[Stated goal]: Could you output each line of the data that follows exactly?

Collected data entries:

-*-

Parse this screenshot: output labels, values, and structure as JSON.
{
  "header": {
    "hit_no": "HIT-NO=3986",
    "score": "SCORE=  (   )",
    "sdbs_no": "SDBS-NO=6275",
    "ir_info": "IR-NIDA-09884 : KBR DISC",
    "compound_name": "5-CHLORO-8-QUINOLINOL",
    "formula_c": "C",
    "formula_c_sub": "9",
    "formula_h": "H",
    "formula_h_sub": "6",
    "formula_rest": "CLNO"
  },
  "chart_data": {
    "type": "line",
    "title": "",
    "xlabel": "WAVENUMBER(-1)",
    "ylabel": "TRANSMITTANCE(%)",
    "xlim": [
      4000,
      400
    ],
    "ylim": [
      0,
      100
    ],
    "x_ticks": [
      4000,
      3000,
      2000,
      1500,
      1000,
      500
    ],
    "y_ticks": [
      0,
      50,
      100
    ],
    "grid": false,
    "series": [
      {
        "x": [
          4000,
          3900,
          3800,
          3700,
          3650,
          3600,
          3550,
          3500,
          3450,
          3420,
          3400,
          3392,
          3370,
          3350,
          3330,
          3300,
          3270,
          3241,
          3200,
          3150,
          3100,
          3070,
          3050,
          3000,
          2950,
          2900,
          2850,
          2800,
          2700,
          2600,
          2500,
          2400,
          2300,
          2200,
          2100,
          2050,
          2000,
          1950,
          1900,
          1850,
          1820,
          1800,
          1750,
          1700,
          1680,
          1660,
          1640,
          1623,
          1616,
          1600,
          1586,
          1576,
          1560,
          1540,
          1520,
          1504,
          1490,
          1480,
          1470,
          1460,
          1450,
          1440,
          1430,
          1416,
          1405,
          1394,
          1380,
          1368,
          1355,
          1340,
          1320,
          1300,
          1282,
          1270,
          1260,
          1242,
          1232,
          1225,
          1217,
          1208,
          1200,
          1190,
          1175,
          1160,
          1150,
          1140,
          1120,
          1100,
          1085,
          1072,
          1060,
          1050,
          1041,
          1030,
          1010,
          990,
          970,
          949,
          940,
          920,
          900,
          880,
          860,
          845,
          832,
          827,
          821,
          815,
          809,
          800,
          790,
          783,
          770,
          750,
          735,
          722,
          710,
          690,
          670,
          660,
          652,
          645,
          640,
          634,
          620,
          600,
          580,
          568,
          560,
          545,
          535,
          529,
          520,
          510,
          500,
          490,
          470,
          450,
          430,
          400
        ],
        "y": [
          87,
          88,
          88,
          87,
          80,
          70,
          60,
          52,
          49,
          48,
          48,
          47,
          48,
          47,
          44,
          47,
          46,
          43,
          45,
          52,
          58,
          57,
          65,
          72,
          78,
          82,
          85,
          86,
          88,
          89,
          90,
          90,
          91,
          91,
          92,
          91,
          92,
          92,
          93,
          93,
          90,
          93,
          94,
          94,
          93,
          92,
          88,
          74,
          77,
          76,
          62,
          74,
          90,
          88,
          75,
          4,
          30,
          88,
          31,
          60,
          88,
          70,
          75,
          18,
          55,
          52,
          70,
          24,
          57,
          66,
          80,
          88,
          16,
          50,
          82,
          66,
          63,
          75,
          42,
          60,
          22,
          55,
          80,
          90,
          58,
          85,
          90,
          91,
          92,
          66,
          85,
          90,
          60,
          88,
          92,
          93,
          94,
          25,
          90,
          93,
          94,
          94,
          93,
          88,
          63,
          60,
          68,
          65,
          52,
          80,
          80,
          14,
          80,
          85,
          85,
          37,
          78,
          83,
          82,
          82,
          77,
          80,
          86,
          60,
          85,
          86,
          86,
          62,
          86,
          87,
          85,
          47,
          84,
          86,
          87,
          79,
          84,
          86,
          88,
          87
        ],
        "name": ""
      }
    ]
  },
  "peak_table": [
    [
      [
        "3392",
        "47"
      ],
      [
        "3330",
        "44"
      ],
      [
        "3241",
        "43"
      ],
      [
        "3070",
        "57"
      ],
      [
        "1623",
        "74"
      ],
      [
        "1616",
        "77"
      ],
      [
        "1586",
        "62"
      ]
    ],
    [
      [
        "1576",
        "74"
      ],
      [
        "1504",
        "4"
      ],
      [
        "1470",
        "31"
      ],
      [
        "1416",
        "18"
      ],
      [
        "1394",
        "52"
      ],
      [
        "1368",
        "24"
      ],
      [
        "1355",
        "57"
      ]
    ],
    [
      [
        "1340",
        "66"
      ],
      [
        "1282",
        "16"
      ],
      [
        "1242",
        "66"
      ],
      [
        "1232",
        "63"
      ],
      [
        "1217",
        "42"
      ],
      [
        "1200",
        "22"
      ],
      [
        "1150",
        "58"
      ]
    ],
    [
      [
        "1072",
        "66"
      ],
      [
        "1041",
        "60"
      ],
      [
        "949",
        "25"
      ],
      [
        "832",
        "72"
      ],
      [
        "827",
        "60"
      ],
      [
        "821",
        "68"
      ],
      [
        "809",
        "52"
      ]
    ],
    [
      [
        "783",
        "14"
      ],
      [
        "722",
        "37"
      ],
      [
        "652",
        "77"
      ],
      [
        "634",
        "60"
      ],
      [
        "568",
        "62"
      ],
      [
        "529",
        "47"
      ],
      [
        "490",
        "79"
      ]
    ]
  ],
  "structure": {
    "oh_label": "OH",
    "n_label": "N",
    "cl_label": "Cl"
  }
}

-*-

[Problem solution]:
Parse this screenshot: output labels, values, and structure as JSON.
{
  "header": {
    "hit_no": "HIT-NO=3986",
    "score": "SCORE=  (   )",
    "sdbs_no": "SDBS-NO=6275",
    "ir_info": "IR-NIDA-09884 : KBR DISC",
    "compound_name": "5-CHLORO-8-QUINOLINOL",
    "formula_c": "C",
    "formula_c_sub": "9",
    "formula_h": "H",
    "formula_h_sub": "6",
    "formula_rest": "CLNO"
  },
  "chart_data": {
    "type": "line",
    "title": "",
    "xlabel": "WAVENUMBER(-1)",
    "ylabel": "TRANSMITTANCE(%)",
    "xlim": [
      4000,
      400
    ],
    "ylim": [
      0,
      100
    ],
    "x_ticks": [
      4000,
      3000,
      2000,
      1500,
      1000,
      500
    ],
    "y_ticks": [
      0,
      50,
      100
    ],
    "grid": false,
    "series": [
      {
        "x": [
          4000,
          3900,
          3800,
          3700,
          3650,
          3600,
          3550,
          3500,
          3450,
          3420,
          3400,
          3392,
          3370,
          3350,
          3330,
          3300,
          3270,
          3241,
          3200,
          3150,
          3100,
          3070,
          3050,
          3000,
          2950,
          2900,
          2850,
          2800,
          2700,
          2600,
          2500,
          2400,
          2300,
          2200,
          2100,
          2050,
          2000,
          1950,
          1900,
          1850,
          1820,
          1800,
          1750,
          1700,
          1680,
          1660,
          1640,
          1623,
          1616,
          1600,
          1586,
          1576,
          1560,
          1540,
          1520,
          1504,
          1490,
          1480,
          1470,
          1460,
          1450,
          1440,
          1430,
          1416,
          1405,
          1394,
          1380,
          1368,
          1355,
          1340,
          1320,
          1300,
          1282,
          1270,
          1260,
          1242,
          1232,
          1225,
          1217,
          1208,
          1200,
          1190,
          1175,
          1160,
          1150,
          1140,
          1120,
          1100,
          1085,
          1072,
          1060,
          1050,
          1041,
          1030,
          1010,
          990,
          970,
          949,
          940,
          920,
          900,
          880,
          860,
          845,
          832,
          827,
          821,
          815,
          809,
          800,
          790,
          783,
          770,
          750,
          735,
          722,
          710,
          690,
          670,
          660,
          652,
          645,
          640,
          634,
          620,
          600,
          580,
          568,
          560,
          545,
          535,
          529,
          520,
          510,
          500,
          490,
          470,
          450,
          430,
          400
        ],
        "y": [
          87,
          88,
          88,
          87,
          80,
          70,
          60,
          52,
          49,
          48,
          48,
          47,
          48,
          47,
          44,
          47,
          46,
          43,
          45,
          52,
          58,
          57,
          65,
          72,
          78,
          82,
          85,
          86,
          88,
          89,
          90,
          90,
          91,
          91,
          92,
          91,
          92,
          92,
          93,
          93,
          90,
          93,
          94,
          94,
          93,
          92,
          88,
          74,
          77,
          76,
          62,
          74,
          90,
          88,
          75,
          4,
          30,
          88,
          31,
          60,
          88,
          70,
          75,
          18,
          55,
          52,
          70,
          24,
          57,
          66,
          80,
          88,
          16,
          50,
          82,
          66,
          63,
          75,
          42,
          60,
          22,
          55,
          80,
          90,
          58,
          85,
          90,
          91,
          92,
          66,
          85,
          90,
          60,
          88,
          92,
          93,
          94,
          25,
          90,
          93,
          94,
          94,
          93,
          88,
          63,
          60,
          68,
          65,
          52,
          80,
          80,
          14,
          80,
          85,
          85,
          37,
          78,
          83,
          82,
          82,
          77,
          80,
          86,
          60,
          85,
          86,
          86,
          62,
          86,
          87,
          85,
          47,
          84,
          86,
          87,
          79,
          84,
          86,
          88,
          87
        ],
        "name": ""
      }
    ]
  },
  "peak_table": [
    [
      [
        "3392",
        "47"
      ],
      [
        "3330",
        "44"
      ],
      [
        "3241",
        "43"
      ],
      [
        "3070",
        "57"
      ],
      [
        "1623",
        "74"
      ],
      [
        "1616",
        "77"
      ],
      [
        "1586",
        "62"
      ]
    ],
    [
      [
        "1576",
        "74"
      ],
      [
        "1504",
        "4"
      ],
      [
        "1470",
        "31"
      ],
      [
        "1416",
        "18"
      ],
      [
        "1394",
        "52"
      ],
      [
        "1368",
        "24"
      ],
      [
        "1355",
        "57"
      ]
    ],
    [
      [
        "1340",
        "66"
      ],
      [
        "1282",
        "16"
      ],
      [
        "1242",
        "66"
      ],
      [
        "1232",
        "63"
      ],
      [
        "1217",
        "42"
      ],
      [
        "1200",
        "22"
      ],
      [
        "1150",
        "58"
      ]
    ],
    [
      [
        "1072",
        "66"
      ],
      [
        "1041",
        "60"
      ],
      [
        "949",
        "25"
      ],
      [
        "832",
        "72"
      ],
      [
        "827",
        "60"
      ],
      [
        "821",
        "68"
      ],
      [
        "809",
        "52"
      ]
    ],
    [
      [
        "783",
        "14"
      ],
      [
        "722",
        "37"
      ],
      [
        "652",
        "77"
      ],
      [
        "634",
        "60"
      ],
      [
        "568",
        "62"
      ],
      [
        "529",
        "47"
      ],
      [
        "490",
        "79"
      ]
    ]
  ],
  "structure": {
    "oh_label": "OH",
    "n_label": "N",
    "cl_label": "Cl"
  }
}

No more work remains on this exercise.